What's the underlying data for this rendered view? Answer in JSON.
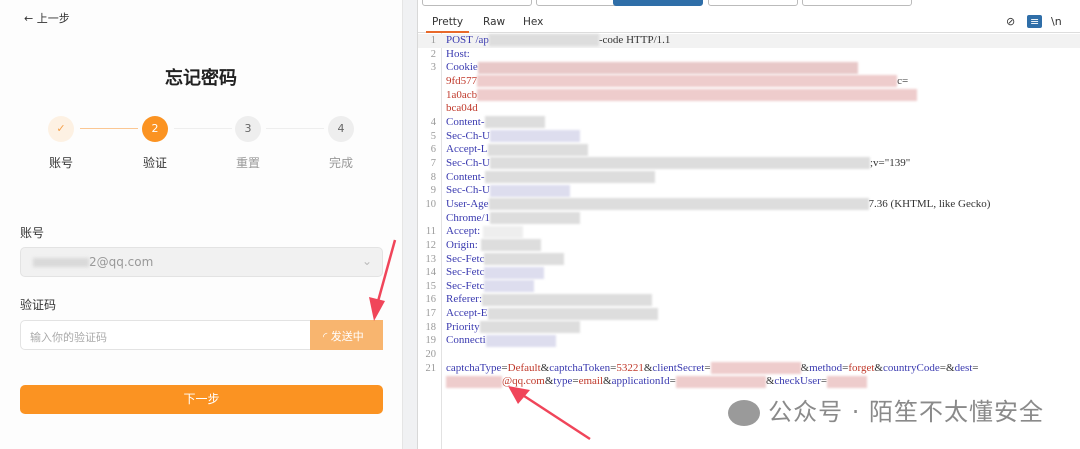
{
  "left": {
    "back_label": "上一步",
    "title": "忘记密码",
    "steps": [
      {
        "num": "✓",
        "label": "账号"
      },
      {
        "num": "2",
        "label": "验证"
      },
      {
        "num": "3",
        "label": "重置"
      },
      {
        "num": "4",
        "label": "完成"
      }
    ],
    "account_label": "账号",
    "account_value": "2@qq.com",
    "code_label": "验证码",
    "code_placeholder": "输入你的验证码",
    "send_label": "发送中",
    "next_label": "下一步"
  },
  "right": {
    "tabs": [
      "Pretty",
      "Raw",
      "Hex"
    ],
    "toolbar_icons": [
      "eye-off-icon",
      "wrap-icon",
      "\\n"
    ],
    "lines": [
      {
        "n": "1",
        "k": "POST /ap",
        "v": "",
        "tail": "-code HTTP/1.1"
      },
      {
        "n": "2",
        "k": "Host:",
        "v": "",
        "tail": ""
      },
      {
        "n": "3",
        "k": "Cookie",
        "v": "",
        "tail": ""
      },
      {
        "n": "",
        "k": "",
        "v": "9fd577",
        "tail": "c="
      },
      {
        "n": "",
        "k": "",
        "v": "1a0acb",
        "tail": ""
      },
      {
        "n": "",
        "k": "",
        "v": "bca04d",
        "tail": ""
      },
      {
        "n": "4",
        "k": "Content-",
        "v": "",
        "tail": ""
      },
      {
        "n": "5",
        "k": "Sec-Ch-U",
        "v": "",
        "tail": ""
      },
      {
        "n": "6",
        "k": "Accept-L",
        "v": "",
        "tail": ""
      },
      {
        "n": "7",
        "k": "Sec-Ch-U",
        "v": "",
        "tail": ";v=\"139\""
      },
      {
        "n": "8",
        "k": "Content-",
        "v": "",
        "tail": ""
      },
      {
        "n": "9",
        "k": "Sec-Ch-U",
        "v": "",
        "tail": ""
      },
      {
        "n": "10",
        "k": "User-Age",
        "v": "",
        "tail": "7.36 (KHTML, like Gecko)"
      },
      {
        "n": "",
        "k": "Chrome/1",
        "v": "",
        "tail": ""
      },
      {
        "n": "11",
        "k": "Accept: ",
        "v": "",
        "tail": ""
      },
      {
        "n": "12",
        "k": "Origin: ",
        "v": "",
        "tail": ""
      },
      {
        "n": "13",
        "k": "Sec-Fetc",
        "v": "",
        "tail": ""
      },
      {
        "n": "14",
        "k": "Sec-Fetc",
        "v": "",
        "tail": ""
      },
      {
        "n": "15",
        "k": "Sec-Fetc",
        "v": "",
        "tail": ""
      },
      {
        "n": "16",
        "k": "Referer:",
        "v": "",
        "tail": ""
      },
      {
        "n": "17",
        "k": "Accept-E",
        "v": "",
        "tail": ""
      },
      {
        "n": "18",
        "k": "Priority",
        "v": "",
        "tail": ""
      },
      {
        "n": "19",
        "k": "Connecti",
        "v": "",
        "tail": ""
      },
      {
        "n": "20",
        "k": "",
        "v": "",
        "tail": ""
      }
    ],
    "body_line_num": "21",
    "body_parts": [
      [
        "captchaType",
        "Default"
      ],
      [
        "captchaToken",
        "53221"
      ],
      [
        "clientSecret",
        ""
      ],
      [
        "method",
        "forget"
      ],
      [
        "countryCode",
        ""
      ],
      [
        "dest",
        ""
      ]
    ],
    "body_cont": [
      [
        "",
        "@qq.com"
      ],
      [
        "type",
        "email"
      ],
      [
        "applicationId",
        ""
      ],
      [
        "checkUser",
        ""
      ]
    ]
  },
  "watermark": "公众号 · 陌笙不太懂安全",
  "colors": {
    "accent": "#fb9322",
    "burp_key": "#3a3ab0",
    "burp_val": "#c0392b",
    "arrow": "#f0455a"
  }
}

### Exercise instructions
Pictures appear in the records above. Output everything except them, exactly.

### Full answer
What's the underlying data for this rendered view? Answer in JSON.
{
  "left": {
    "back_label": "上一步",
    "title": "忘记密码",
    "steps": [
      {
        "num": "✓",
        "label": "账号"
      },
      {
        "num": "2",
        "label": "验证"
      },
      {
        "num": "3",
        "label": "重置"
      },
      {
        "num": "4",
        "label": "完成"
      }
    ],
    "account_label": "账号",
    "account_value": "2@qq.com",
    "code_label": "验证码",
    "code_placeholder": "输入你的验证码",
    "send_label": "发送中",
    "next_label": "下一步"
  },
  "right": {
    "tabs": [
      "Pretty",
      "Raw",
      "Hex"
    ],
    "toolbar_icons": [
      "eye-off-icon",
      "wrap-icon",
      "\\n"
    ],
    "lines": [
      {
        "n": "1",
        "k": "POST /ap",
        "v": "",
        "tail": "-code HTTP/1.1"
      },
      {
        "n": "2",
        "k": "Host:",
        "v": "",
        "tail": ""
      },
      {
        "n": "3",
        "k": "Cookie",
        "v": "",
        "tail": ""
      },
      {
        "n": "",
        "k": "",
        "v": "9fd577",
        "tail": "c="
      },
      {
        "n": "",
        "k": "",
        "v": "1a0acb",
        "tail": ""
      },
      {
        "n": "",
        "k": "",
        "v": "bca04d",
        "tail": ""
      },
      {
        "n": "4",
        "k": "Content-",
        "v": "",
        "tail": ""
      },
      {
        "n": "5",
        "k": "Sec-Ch-U",
        "v": "",
        "tail": ""
      },
      {
        "n": "6",
        "k": "Accept-L",
        "v": "",
        "tail": ""
      },
      {
        "n": "7",
        "k": "Sec-Ch-U",
        "v": "",
        "tail": ";v=\"139\""
      },
      {
        "n": "8",
        "k": "Content-",
        "v": "",
        "tail": ""
      },
      {
        "n": "9",
        "k": "Sec-Ch-U",
        "v": "",
        "tail": ""
      },
      {
        "n": "10",
        "k": "User-Age",
        "v": "",
        "tail": "7.36 (KHTML, like Gecko)"
      },
      {
        "n": "",
        "k": "Chrome/1",
        "v": "",
        "tail": ""
      },
      {
        "n": "11",
        "k": "Accept: ",
        "v": "",
        "tail": ""
      },
      {
        "n": "12",
        "k": "Origin: ",
        "v": "",
        "tail": ""
      },
      {
        "n": "13",
        "k": "Sec-Fetc",
        "v": "",
        "tail": ""
      },
      {
        "n": "14",
        "k": "Sec-Fetc",
        "v": "",
        "tail": ""
      },
      {
        "n": "15",
        "k": "Sec-Fetc",
        "v": "",
        "tail": ""
      },
      {
        "n": "16",
        "k": "Referer:",
        "v": "",
        "tail": ""
      },
      {
        "n": "17",
        "k": "Accept-E",
        "v": "",
        "tail": ""
      },
      {
        "n": "18",
        "k": "Priority",
        "v": "",
        "tail": ""
      },
      {
        "n": "19",
        "k": "Connecti",
        "v": "",
        "tail": ""
      },
      {
        "n": "20",
        "k": "",
        "v": "",
        "tail": ""
      }
    ],
    "body_line_num": "21",
    "body_parts": [
      [
        "captchaType",
        "Default"
      ],
      [
        "captchaToken",
        "53221"
      ],
      [
        "clientSecret",
        ""
      ],
      [
        "method",
        "forget"
      ],
      [
        "countryCode",
        ""
      ],
      [
        "dest",
        ""
      ]
    ],
    "body_cont": [
      [
        "",
        "@qq.com"
      ],
      [
        "type",
        "email"
      ],
      [
        "applicationId",
        ""
      ],
      [
        "checkUser",
        ""
      ]
    ]
  },
  "watermark": "公众号 · 陌笙不太懂安全",
  "colors": {
    "accent": "#fb9322",
    "burp_key": "#3a3ab0",
    "burp_val": "#c0392b",
    "arrow": "#f0455a"
  }
}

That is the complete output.